§ ACTION ITEM
Scan the material below for the string "Ishiura". Report every line that has it.

§ EXERCISE MATERIALS
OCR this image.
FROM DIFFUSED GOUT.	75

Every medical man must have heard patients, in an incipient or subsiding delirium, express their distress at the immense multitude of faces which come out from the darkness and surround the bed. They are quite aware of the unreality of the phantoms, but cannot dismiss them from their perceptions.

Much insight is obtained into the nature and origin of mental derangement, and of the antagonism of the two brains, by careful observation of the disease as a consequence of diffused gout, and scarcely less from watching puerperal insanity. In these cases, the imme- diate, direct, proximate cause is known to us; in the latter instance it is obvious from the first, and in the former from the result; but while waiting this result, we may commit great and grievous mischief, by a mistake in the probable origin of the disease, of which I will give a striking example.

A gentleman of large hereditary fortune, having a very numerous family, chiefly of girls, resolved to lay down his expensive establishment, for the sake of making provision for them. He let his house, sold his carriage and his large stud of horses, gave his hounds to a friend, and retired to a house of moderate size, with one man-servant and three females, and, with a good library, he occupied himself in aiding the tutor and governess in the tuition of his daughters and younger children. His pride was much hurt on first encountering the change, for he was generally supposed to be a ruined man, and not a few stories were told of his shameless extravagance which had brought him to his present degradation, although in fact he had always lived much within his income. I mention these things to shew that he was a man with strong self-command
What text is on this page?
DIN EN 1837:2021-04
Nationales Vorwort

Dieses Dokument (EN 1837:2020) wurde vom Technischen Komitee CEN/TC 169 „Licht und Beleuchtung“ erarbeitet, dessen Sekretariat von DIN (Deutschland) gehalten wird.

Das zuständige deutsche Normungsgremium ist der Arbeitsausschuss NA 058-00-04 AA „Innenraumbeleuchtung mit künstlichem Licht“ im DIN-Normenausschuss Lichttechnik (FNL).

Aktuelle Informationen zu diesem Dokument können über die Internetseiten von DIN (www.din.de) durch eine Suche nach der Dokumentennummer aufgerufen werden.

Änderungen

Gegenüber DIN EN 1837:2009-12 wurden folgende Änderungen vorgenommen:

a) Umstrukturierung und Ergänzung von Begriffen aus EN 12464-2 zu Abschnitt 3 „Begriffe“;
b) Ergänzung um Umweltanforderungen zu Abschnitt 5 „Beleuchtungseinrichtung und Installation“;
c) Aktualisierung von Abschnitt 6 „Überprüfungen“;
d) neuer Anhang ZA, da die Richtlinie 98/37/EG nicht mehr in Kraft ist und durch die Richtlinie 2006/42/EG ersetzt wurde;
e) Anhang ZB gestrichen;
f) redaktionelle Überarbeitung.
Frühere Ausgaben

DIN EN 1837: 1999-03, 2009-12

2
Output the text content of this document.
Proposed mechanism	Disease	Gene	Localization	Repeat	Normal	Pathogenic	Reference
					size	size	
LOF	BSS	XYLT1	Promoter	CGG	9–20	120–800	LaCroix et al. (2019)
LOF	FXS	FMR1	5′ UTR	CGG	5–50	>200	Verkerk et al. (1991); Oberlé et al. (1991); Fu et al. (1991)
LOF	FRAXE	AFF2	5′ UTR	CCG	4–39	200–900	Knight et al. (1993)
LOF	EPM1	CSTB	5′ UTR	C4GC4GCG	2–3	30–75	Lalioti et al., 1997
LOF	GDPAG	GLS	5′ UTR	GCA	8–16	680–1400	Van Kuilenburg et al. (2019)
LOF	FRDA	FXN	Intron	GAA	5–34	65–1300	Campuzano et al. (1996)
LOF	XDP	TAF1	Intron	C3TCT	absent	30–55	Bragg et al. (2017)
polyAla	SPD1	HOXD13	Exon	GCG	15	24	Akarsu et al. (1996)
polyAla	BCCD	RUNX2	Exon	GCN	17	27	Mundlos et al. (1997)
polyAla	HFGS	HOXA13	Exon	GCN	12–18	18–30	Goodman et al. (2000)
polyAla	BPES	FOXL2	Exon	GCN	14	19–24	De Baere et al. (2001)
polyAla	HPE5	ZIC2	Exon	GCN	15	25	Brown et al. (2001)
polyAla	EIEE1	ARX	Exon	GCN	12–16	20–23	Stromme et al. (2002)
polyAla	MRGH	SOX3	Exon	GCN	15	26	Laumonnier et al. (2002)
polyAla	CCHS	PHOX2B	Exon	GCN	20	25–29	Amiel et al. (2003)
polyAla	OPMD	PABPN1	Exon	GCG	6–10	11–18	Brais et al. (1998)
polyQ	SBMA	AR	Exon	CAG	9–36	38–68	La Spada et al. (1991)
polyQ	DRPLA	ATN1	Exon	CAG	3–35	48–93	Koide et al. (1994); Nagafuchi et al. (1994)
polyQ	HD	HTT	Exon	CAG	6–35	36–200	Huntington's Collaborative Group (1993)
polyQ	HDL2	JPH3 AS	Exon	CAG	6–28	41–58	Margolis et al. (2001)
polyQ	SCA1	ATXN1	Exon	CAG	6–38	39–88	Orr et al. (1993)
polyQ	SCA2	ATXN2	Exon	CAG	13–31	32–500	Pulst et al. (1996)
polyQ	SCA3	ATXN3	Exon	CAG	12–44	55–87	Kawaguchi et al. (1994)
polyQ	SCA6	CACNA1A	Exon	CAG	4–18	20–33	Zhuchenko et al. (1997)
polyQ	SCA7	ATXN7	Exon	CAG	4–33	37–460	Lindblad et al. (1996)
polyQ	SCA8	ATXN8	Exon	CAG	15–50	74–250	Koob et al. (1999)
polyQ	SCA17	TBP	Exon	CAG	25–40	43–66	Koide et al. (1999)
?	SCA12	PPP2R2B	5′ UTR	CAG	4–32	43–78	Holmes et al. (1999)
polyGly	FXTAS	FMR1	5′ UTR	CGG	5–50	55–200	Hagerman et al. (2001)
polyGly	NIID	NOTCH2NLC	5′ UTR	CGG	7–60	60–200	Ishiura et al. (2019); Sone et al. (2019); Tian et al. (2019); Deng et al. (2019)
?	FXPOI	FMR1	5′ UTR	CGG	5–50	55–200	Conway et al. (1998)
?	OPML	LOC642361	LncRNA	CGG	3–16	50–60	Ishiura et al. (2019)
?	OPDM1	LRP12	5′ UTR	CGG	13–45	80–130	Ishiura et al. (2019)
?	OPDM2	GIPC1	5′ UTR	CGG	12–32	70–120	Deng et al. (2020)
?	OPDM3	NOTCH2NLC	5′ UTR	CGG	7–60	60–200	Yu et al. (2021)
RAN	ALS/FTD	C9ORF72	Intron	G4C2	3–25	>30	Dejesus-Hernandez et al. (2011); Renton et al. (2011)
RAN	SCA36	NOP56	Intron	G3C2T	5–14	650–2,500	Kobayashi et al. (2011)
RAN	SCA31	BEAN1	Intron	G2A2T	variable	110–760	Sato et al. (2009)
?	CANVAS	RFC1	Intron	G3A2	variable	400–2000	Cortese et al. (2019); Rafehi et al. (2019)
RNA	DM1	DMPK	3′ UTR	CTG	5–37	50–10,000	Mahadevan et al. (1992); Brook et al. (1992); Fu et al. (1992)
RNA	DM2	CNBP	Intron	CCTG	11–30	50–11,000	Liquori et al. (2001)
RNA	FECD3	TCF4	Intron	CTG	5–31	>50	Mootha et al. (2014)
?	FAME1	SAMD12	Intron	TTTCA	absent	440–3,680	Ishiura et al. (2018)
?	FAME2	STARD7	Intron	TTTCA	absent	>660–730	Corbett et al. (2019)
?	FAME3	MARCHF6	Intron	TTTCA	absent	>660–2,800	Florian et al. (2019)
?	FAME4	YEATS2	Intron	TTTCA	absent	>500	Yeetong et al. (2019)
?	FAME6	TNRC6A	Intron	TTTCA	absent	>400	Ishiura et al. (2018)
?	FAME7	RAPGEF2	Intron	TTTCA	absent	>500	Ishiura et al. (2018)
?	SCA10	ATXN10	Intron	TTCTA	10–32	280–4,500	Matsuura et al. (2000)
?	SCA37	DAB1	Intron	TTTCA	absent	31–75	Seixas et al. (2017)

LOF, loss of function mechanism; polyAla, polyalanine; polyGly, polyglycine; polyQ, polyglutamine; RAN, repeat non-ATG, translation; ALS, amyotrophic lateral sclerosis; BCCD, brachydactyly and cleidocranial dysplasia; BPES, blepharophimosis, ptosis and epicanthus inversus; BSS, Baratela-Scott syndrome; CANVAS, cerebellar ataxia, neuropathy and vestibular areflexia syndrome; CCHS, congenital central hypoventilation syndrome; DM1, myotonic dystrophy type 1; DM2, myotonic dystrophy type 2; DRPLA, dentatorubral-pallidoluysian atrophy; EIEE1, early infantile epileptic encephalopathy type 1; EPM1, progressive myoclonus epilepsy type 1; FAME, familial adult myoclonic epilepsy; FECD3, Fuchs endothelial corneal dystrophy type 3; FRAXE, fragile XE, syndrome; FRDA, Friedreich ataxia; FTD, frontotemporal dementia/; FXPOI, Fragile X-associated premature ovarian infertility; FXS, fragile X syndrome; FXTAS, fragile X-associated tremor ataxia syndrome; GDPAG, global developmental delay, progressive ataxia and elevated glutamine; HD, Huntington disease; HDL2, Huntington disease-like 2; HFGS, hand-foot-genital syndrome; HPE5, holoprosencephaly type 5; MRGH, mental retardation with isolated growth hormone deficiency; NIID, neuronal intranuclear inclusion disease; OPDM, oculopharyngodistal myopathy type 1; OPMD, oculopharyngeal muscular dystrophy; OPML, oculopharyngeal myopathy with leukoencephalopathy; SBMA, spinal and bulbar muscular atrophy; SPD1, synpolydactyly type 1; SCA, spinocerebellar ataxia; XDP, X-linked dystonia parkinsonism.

§ EXERCISE ANSWER
polyGly	NIID	NOTCH2NLC	5′ UTR	CGG	7–60	60–200	Ishiura et al. (2019); Sone et al. (2019); Tian et al. (2019); Deng et al. (2019)
?	OPML	LOC642361	LncRNA	CGG	3–16	50–60	Ishiura et al. (2019)
?	OPDM1	LRP12	5′ UTR	CGG	13–45	80–130	Ishiura et al. (2019)
?	FAME1	SAMD12	Intron	TTTCA	absent	440–3,680	Ishiura et al. (2018)
?	FAME6	TNRC6A	Intron	TTTCA	absent	>400	Ishiura et al. (2018)
?	FAME7	RAPGEF2	Intron	TTTCA	absent	>500	Ishiura et al. (2018)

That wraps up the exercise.